* [Records to process]

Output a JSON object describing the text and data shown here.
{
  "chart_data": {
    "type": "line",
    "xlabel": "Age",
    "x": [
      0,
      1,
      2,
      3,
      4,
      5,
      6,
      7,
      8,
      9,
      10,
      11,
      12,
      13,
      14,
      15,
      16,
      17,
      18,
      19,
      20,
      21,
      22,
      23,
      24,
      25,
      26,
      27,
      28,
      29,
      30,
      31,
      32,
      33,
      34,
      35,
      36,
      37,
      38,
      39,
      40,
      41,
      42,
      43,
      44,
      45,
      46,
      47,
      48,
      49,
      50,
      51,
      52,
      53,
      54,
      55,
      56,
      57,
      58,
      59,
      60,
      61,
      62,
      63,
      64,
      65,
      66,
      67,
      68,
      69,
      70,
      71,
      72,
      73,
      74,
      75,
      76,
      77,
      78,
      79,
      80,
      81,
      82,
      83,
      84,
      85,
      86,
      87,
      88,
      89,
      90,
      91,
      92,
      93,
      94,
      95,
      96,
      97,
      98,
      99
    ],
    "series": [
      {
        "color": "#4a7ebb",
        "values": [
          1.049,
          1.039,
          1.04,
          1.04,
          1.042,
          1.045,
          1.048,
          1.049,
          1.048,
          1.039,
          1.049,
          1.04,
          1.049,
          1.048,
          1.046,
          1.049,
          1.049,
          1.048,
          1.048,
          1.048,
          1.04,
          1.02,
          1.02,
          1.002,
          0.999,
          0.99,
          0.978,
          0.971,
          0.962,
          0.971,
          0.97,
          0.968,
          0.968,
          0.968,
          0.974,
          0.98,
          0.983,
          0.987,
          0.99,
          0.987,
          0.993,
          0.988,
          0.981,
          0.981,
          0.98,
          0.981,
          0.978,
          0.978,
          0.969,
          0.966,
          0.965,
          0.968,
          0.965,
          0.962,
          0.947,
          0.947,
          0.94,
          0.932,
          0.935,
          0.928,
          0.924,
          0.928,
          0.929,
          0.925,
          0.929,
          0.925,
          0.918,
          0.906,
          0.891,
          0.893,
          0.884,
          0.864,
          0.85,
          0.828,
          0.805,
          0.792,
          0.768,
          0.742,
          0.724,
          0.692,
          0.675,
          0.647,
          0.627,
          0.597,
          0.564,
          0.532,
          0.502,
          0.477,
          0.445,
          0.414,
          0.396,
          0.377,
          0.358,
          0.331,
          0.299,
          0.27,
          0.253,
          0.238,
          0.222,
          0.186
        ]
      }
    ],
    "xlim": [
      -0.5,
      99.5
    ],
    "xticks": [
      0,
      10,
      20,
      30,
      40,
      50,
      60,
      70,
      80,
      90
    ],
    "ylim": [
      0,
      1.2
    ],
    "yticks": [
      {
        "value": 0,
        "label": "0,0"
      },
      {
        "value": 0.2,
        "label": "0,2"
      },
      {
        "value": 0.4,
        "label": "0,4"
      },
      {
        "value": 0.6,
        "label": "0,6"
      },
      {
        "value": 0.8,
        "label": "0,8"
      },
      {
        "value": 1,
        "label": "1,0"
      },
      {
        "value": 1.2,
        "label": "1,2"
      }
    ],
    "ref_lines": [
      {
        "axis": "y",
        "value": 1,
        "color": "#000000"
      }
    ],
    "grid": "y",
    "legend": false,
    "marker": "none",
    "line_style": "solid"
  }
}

* [Short task] Using the listing above, please repeat every entry exactly.

* [Exercise response]
Output a JSON object describing the text and data shown here.
{
  "chart_data": {
    "type": "line",
    "xlabel": "Age",
    "x": [
      0,
      1,
      2,
      3,
      4,
      5,
      6,
      7,
      8,
      9,
      10,
      11,
      12,
      13,
      14,
      15,
      16,
      17,
      18,
      19,
      20,
      21,
      22,
      23,
      24,
      25,
      26,
      27,
      28,
      29,
      30,
      31,
      32,
      33,
      34,
      35,
      36,
      37,
      38,
      39,
      40,
      41,
      42,
      43,
      44,
      45,
      46,
      47,
      48,
      49,
      50,
      51,
      52,
      53,
      54,
      55,
      56,
      57,
      58,
      59,
      60,
      61,
      62,
      63,
      64,
      65,
      66,
      67,
      68,
      69,
      70,
      71,
      72,
      73,
      74,
      75,
      76,
      77,
      78,
      79,
      80,
      81,
      82,
      83,
      84,
      85,
      86,
      87,
      88,
      89,
      90,
      91,
      92,
      93,
      94,
      95,
      96,
      97,
      98,
      99
    ],
    "series": [
      {
        "color": "#4a7ebb",
        "values": [
          1.049,
          1.039,
          1.04,
          1.04,
          1.042,
          1.045,
          1.048,
          1.049,
          1.048,
          1.039,
          1.049,
          1.04,
          1.049,
          1.048,
          1.046,
          1.049,
          1.049,
          1.048,
          1.048,
          1.048,
          1.04,
          1.02,
          1.02,
          1.002,
          0.999,
          0.99,
          0.978,
          0.971,
          0.962,
          0.971,
          0.97,
          0.968,
          0.968,
          0.968,
          0.974,
          0.98,
          0.983,
          0.987,
          0.99,
          0.987,
          0.993,
          0.988,
          0.981,
          0.981,
          0.98,
          0.981,
          0.978,
          0.978,
          0.969,
          0.966,
          0.965,
          0.968,
          0.965,
          0.962,
          0.947,
          0.947,
          0.94,
          0.932,
          0.935,
          0.928,
          0.924,
          0.928,
          0.929,
          0.925,
          0.929,
          0.925,
          0.918,
          0.906,
          0.891,
          0.893,
          0.884,
          0.864,
          0.85,
          0.828,
          0.805,
          0.792,
          0.768,
          0.742,
          0.724,
          0.692,
          0.675,
          0.647,
          0.627,
          0.597,
          0.564,
          0.532,
          0.502,
          0.477,
          0.445,
          0.414,
          0.396,
          0.377,
          0.358,
          0.331,
          0.299,
          0.27,
          0.253,
          0.238,
          0.222,
          0.186
        ]
      }
    ],
    "xlim": [
      -0.5,
      99.5
    ],
    "xticks": [
      0,
      10,
      20,
      30,
      40,
      50,
      60,
      70,
      80,
      90
    ],
    "ylim": [
      0,
      1.2
    ],
    "yticks": [
      {
        "value": 0,
        "label": "0,0"
      },
      {
        "value": 0.2,
        "label": "0,2"
      },
      {
        "value": 0.4,
        "label": "0,4"
      },
      {
        "value": 0.6,
        "label": "0,6"
      },
      {
        "value": 0.8,
        "label": "0,8"
      },
      {
        "value": 1,
        "label": "1,0"
      },
      {
        "value": 1.2,
        "label": "1,2"
      }
    ],
    "ref_lines": [
      {
        "axis": "y",
        "value": 1,
        "color": "#000000"
      }
    ],
    "grid": "y",
    "legend": false,
    "marker": "none",
    "line_style": "solid"
  }
}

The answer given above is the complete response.